§ **Figure collection entries**:
§ §
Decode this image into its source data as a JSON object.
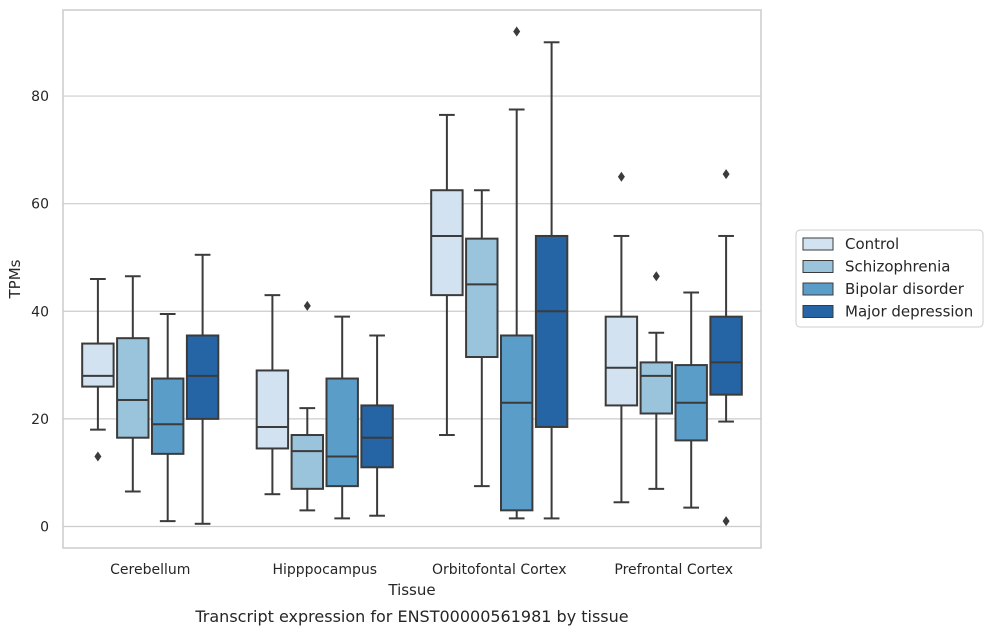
{
  "chart_data": {
    "type": "box",
    "title": "",
    "caption": "Transcript expression for ENST00000561981 by tissue",
    "xlabel": "Tissue",
    "ylabel": "TPMs",
    "ylim": [
      -4,
      96
    ],
    "yticks": [
      0,
      20,
      40,
      60,
      80
    ],
    "grid": "horizontal",
    "legend_position": "right-outside",
    "categories": [
      "Cerebellum",
      "Hipppocampus",
      "Orbitofontal Cortex",
      "Prefrontal Cortex"
    ],
    "series": [
      {
        "name": "Control",
        "color": "#d2e2f1",
        "boxes": [
          {
            "whislo": 18,
            "q1": 26,
            "med": 28,
            "q3": 34,
            "whishi": 46,
            "fliers": [
              13
            ]
          },
          {
            "whislo": 6,
            "q1": 14.5,
            "med": 18.5,
            "q3": 29,
            "whishi": 43,
            "fliers": []
          },
          {
            "whislo": 17,
            "q1": 43,
            "med": 54,
            "q3": 62.5,
            "whishi": 76.5,
            "fliers": []
          },
          {
            "whislo": 4.5,
            "q1": 22.5,
            "med": 29.5,
            "q3": 39,
            "whishi": 54,
            "fliers": [
              65
            ]
          }
        ]
      },
      {
        "name": "Schizophrenia",
        "color": "#9ac3dc",
        "boxes": [
          {
            "whislo": 6.5,
            "q1": 16.5,
            "med": 23.5,
            "q3": 35,
            "whishi": 46.5,
            "fliers": []
          },
          {
            "whislo": 3,
            "q1": 7,
            "med": 14,
            "q3": 17,
            "whishi": 22,
            "fliers": [
              41
            ]
          },
          {
            "whislo": 7.5,
            "q1": 31.5,
            "med": 45,
            "q3": 53.5,
            "whishi": 62.5,
            "fliers": []
          },
          {
            "whislo": 7,
            "q1": 21,
            "med": 28,
            "q3": 30.5,
            "whishi": 36,
            "fliers": [
              46.5
            ]
          }
        ]
      },
      {
        "name": "Bipolar disorder",
        "color": "#5b9dc9",
        "boxes": [
          {
            "whislo": 1,
            "q1": 13.5,
            "med": 19,
            "q3": 27.5,
            "whishi": 39.5,
            "fliers": []
          },
          {
            "whislo": 1.5,
            "q1": 7.5,
            "med": 13,
            "q3": 27.5,
            "whishi": 39,
            "fliers": []
          },
          {
            "whislo": 1.5,
            "q1": 3,
            "med": 23,
            "q3": 35.5,
            "whishi": 77.5,
            "fliers": [
              92
            ]
          },
          {
            "whislo": 3.5,
            "q1": 16,
            "med": 23,
            "q3": 30,
            "whishi": 43.5,
            "fliers": []
          }
        ]
      },
      {
        "name": "Major depression",
        "color": "#2565a5",
        "boxes": [
          {
            "whislo": 0.5,
            "q1": 20,
            "med": 28,
            "q3": 35.5,
            "whishi": 50.5,
            "fliers": []
          },
          {
            "whislo": 2,
            "q1": 11,
            "med": 16.5,
            "q3": 22.5,
            "whishi": 35.5,
            "fliers": []
          },
          {
            "whislo": 1.5,
            "q1": 18.5,
            "med": 40,
            "q3": 54,
            "whishi": 90,
            "fliers": []
          },
          {
            "whislo": 19.5,
            "q1": 24.5,
            "med": 30.5,
            "q3": 39,
            "whishi": 54,
            "fliers": [
              65.5,
              1
            ]
          }
        ]
      }
    ]
  }
}
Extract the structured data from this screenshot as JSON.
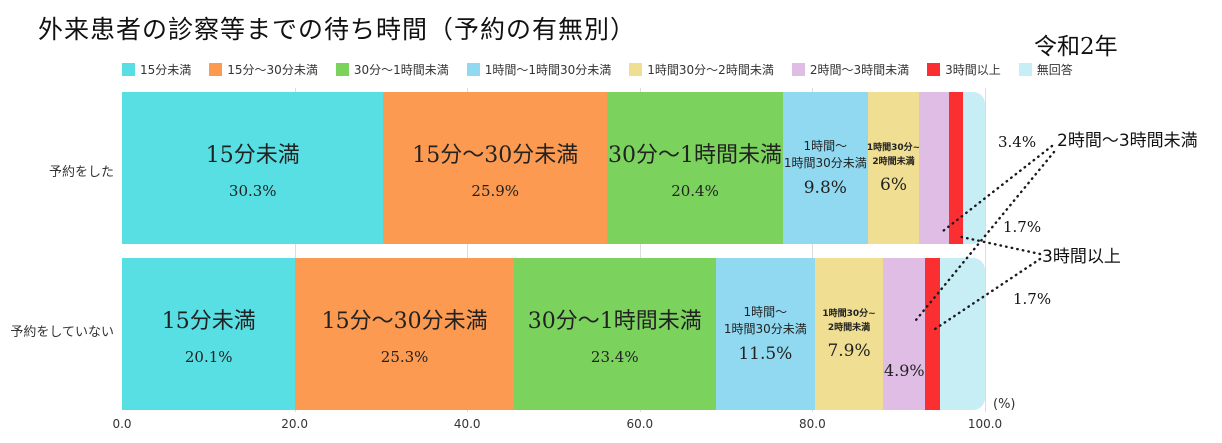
{
  "title": "外来患者の診察等までの待ち時間（予約の有無別）",
  "era_label": "令和2年",
  "unit_label": "(%)",
  "legend": [
    {
      "label": "15分未満",
      "color": "#58dfe3"
    },
    {
      "label": "15分～30分未満",
      "color": "#fb9a50"
    },
    {
      "label": "30分～1時間未満",
      "color": "#7bd35e"
    },
    {
      "label": "1時間～1時間30分未満",
      "color": "#90d9f0"
    },
    {
      "label": "1時間30分～2時間未満",
      "color": "#f0df92"
    },
    {
      "label": "2時間～3時間未満",
      "color": "#e0bde5"
    },
    {
      "label": "3時間以上",
      "color": "#fb2e32"
    },
    {
      "label": "無回答",
      "color": "#c7eef5"
    }
  ],
  "chart_data": {
    "type": "bar",
    "subtype": "horizontal-stacked-100pct",
    "title": "外来患者の診察等までの待ち時間（予約の有無別）",
    "categories": [
      "予約をした",
      "予約をしていない"
    ],
    "xlim": [
      0,
      100
    ],
    "x_ticks": [
      "0.0",
      "20.0",
      "40.0",
      "60.0",
      "80.0",
      "100.0"
    ],
    "grid": true,
    "legend_position": "top",
    "series": [
      {
        "name": "15分未満",
        "color": "#58dfe3",
        "values": [
          30.3,
          20.1
        ],
        "value_labels": [
          "30.3%",
          "20.1%"
        ],
        "label_mode": [
          "name-value",
          "name-value"
        ]
      },
      {
        "name": "15分～30分未満",
        "color": "#fb9a50",
        "values": [
          25.9,
          25.3
        ],
        "value_labels": [
          "25.9%",
          "25.3%"
        ],
        "label_mode": [
          "name-value",
          "name-value"
        ]
      },
      {
        "name": "30分～1時間未満",
        "color": "#7bd35e",
        "values": [
          20.4,
          23.4
        ],
        "value_labels": [
          "20.4%",
          "23.4%"
        ],
        "label_mode": [
          "name-value",
          "name-value"
        ]
      },
      {
        "name": "1時間～1時間30分未満",
        "color": "#90d9f0",
        "values": [
          9.8,
          11.5
        ],
        "name_lines": [
          "1時間～",
          "1時間30分未満"
        ],
        "value_labels": [
          "9.8%",
          "11.5%"
        ],
        "label_mode": [
          "smallname-value",
          "smallname-value"
        ]
      },
      {
        "name": "1時間30分～2時間未満",
        "color": "#f0df92",
        "values": [
          6,
          7.9
        ],
        "name_lines": [
          "1時間30分~",
          "2時間未満"
        ],
        "value_labels": [
          "6%",
          "7.9%"
        ],
        "label_mode": [
          "tinyname-value",
          "tinyname-value"
        ]
      },
      {
        "name": "2時間～3時間未満",
        "color": "#e0bde5",
        "values": [
          3.4,
          4.9
        ],
        "value_labels": [
          null,
          "4.9%"
        ],
        "label_mode": [
          "none",
          "value-only"
        ]
      },
      {
        "name": "3時間以上",
        "color": "#fb2e32",
        "values": [
          1.7,
          1.7
        ],
        "value_labels": [
          null,
          null
        ],
        "label_mode": [
          "none",
          "none"
        ]
      },
      {
        "name": "無回答",
        "color": "#c7eef5",
        "values": [
          null,
          null
        ],
        "value_labels": [
          null,
          null
        ],
        "label_mode": [
          "none",
          "none"
        ]
      }
    ],
    "annotations": [
      {
        "text": "3.4%"
      },
      {
        "text": "2時間～3時間未満"
      },
      {
        "text": "1.7%"
      },
      {
        "text": "3時間以上"
      },
      {
        "text": "1.7%"
      }
    ]
  }
}
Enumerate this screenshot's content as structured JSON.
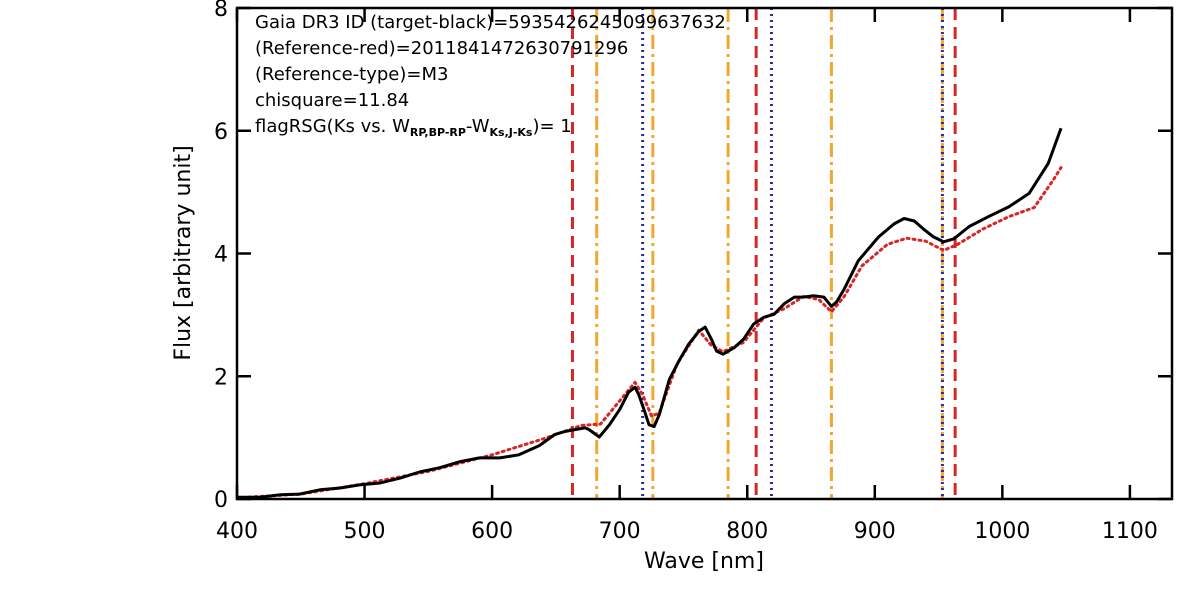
{
  "chart_data": {
    "type": "line",
    "xlabel": "Wave [nm]",
    "ylabel": "Flux [arbitrary unit]",
    "xlim": [
      400,
      1133
    ],
    "ylim": [
      0,
      8
    ],
    "xticks": [
      400,
      500,
      600,
      700,
      800,
      900,
      1000,
      1100
    ],
    "yticks": [
      0,
      2,
      4,
      6,
      8
    ],
    "annotations": [
      "Gaia DR3 ID (target-black)=5935426245099637632",
      "(Reference-red)=2011841472630791296",
      "(Reference-type)=M3",
      "chisquare=11.84"
    ],
    "flag_annotation": [
      "flagRSG(Ks vs. W",
      "RP,BP-RP",
      "-W",
      "Ks,J-Ks",
      ")= 1"
    ],
    "series": [
      {
        "color": "#000000",
        "style": "solid",
        "x": [
          400,
          418,
          434,
          449,
          465,
          481,
          496,
          512,
          528,
          543,
          559,
          575,
          590,
          606,
          621,
          637,
          649,
          657,
          665,
          673,
          676,
          684,
          692,
          700,
          707,
          712,
          715,
          719,
          723,
          727,
          731,
          739,
          747,
          754,
          762,
          767,
          772,
          776,
          781,
          790,
          797,
          805,
          813,
          821,
          829,
          837,
          844,
          852,
          860,
          866,
          870,
          876,
          887,
          903,
          915,
          923,
          931,
          938,
          946,
          954,
          962,
          974,
          989,
          1005,
          1021,
          1036,
          1046
        ],
        "y": [
          0.03,
          0.03,
          0.07,
          0.08,
          0.15,
          0.18,
          0.23,
          0.26,
          0.34,
          0.44,
          0.51,
          0.61,
          0.67,
          0.67,
          0.72,
          0.87,
          1.05,
          1.1,
          1.13,
          1.16,
          1.13,
          1.01,
          1.21,
          1.46,
          1.74,
          1.82,
          1.7,
          1.46,
          1.21,
          1.18,
          1.37,
          1.95,
          2.27,
          2.52,
          2.73,
          2.8,
          2.6,
          2.41,
          2.36,
          2.47,
          2.6,
          2.85,
          2.96,
          3.01,
          3.18,
          3.29,
          3.29,
          3.31,
          3.29,
          3.14,
          3.21,
          3.42,
          3.88,
          4.27,
          4.48,
          4.57,
          4.53,
          4.4,
          4.27,
          4.19,
          4.24,
          4.44,
          4.6,
          4.76,
          4.98,
          5.47,
          6.04
        ]
      },
      {
        "color": "#d62728",
        "style": "dotted",
        "x": [
          400,
          450,
          500,
          550,
          600,
          640,
          670,
          685,
          700,
          712,
          718,
          725,
          731,
          745,
          762,
          772,
          781,
          797,
          813,
          829,
          844,
          856,
          866,
          876,
          890,
          910,
          925,
          940,
          954,
          965,
          985,
          1005,
          1025,
          1040,
          1046
        ],
        "y": [
          0.02,
          0.08,
          0.25,
          0.45,
          0.72,
          0.98,
          1.2,
          1.22,
          1.6,
          1.9,
          1.7,
          1.35,
          1.4,
          2.2,
          2.75,
          2.5,
          2.4,
          2.55,
          2.95,
          3.1,
          3.3,
          3.25,
          3.05,
          3.3,
          3.8,
          4.15,
          4.25,
          4.2,
          4.05,
          4.15,
          4.4,
          4.6,
          4.75,
          5.2,
          5.4
        ]
      }
    ],
    "reference_lines": [
      {
        "color": "#d62728",
        "style": "dashed",
        "values": [
          663,
          807,
          963
        ]
      },
      {
        "color": "#f0a830",
        "style": "dashdot",
        "values": [
          682,
          726,
          785,
          866,
          953
        ]
      },
      {
        "color": "#2b2b9a",
        "style": "dotted",
        "values": [
          718,
          819,
          953
        ]
      }
    ]
  }
}
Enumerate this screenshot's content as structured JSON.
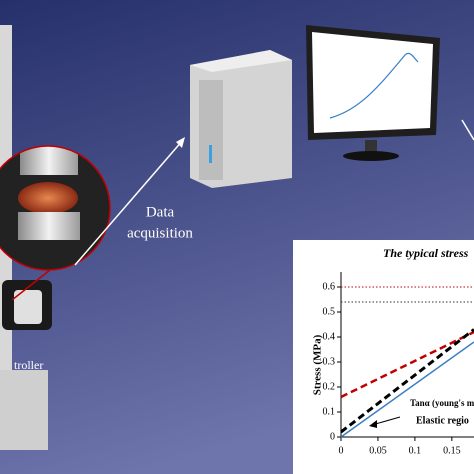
§ §
§ **Written problem**: Using the entries above, state how many lines include the word "title", with no other words.

§ **Completed exercise**: 3